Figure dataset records
..........
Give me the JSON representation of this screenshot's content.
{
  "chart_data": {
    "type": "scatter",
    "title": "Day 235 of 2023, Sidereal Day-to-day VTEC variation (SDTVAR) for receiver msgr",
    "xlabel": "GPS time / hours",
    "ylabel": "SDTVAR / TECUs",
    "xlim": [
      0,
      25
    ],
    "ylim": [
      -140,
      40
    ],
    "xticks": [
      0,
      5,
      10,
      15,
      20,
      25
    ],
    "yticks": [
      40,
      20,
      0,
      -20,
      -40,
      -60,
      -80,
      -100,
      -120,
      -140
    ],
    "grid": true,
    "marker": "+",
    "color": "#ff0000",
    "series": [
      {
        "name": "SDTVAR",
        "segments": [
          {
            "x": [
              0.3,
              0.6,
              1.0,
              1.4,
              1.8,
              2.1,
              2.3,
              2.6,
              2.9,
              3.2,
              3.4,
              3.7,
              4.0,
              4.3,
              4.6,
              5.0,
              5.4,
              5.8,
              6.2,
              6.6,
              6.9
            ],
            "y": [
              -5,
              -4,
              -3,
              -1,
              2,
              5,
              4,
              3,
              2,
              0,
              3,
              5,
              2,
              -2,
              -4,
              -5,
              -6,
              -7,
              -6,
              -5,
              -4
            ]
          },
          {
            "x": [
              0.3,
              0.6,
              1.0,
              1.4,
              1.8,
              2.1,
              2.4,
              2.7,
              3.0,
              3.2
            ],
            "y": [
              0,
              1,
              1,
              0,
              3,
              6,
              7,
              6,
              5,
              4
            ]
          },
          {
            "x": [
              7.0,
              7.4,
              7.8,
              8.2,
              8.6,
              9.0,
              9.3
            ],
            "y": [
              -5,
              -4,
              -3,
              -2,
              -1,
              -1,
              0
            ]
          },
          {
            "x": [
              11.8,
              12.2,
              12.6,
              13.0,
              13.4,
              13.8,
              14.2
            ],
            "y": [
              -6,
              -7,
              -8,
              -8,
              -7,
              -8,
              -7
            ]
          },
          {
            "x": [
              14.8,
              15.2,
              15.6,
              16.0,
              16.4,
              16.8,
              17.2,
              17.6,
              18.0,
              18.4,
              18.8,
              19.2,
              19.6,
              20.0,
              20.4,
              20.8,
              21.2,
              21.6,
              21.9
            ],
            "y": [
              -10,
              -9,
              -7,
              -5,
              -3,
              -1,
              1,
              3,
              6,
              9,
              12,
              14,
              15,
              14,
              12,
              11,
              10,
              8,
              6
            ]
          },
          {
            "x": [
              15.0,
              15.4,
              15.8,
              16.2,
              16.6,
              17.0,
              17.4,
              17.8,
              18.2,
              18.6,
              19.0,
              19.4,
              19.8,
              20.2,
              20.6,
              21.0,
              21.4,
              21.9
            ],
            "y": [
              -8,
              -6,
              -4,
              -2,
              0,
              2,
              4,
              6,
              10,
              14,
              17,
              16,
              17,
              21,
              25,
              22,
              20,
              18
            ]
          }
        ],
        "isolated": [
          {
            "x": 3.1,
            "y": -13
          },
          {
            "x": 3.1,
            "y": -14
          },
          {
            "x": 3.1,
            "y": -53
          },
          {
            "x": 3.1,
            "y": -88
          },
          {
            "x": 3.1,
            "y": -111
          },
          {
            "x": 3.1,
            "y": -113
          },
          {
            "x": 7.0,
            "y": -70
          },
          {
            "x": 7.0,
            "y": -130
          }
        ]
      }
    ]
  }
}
..........
Extract every line that has the string "SDTVAR" in it.

    "title": "Day 235 of 2023, Sidereal Day-to-day VTEC variation (SDTVAR) for receiver msgr",
    "ylabel": "SDTVAR / TECUs",
        "name": "SDTVAR",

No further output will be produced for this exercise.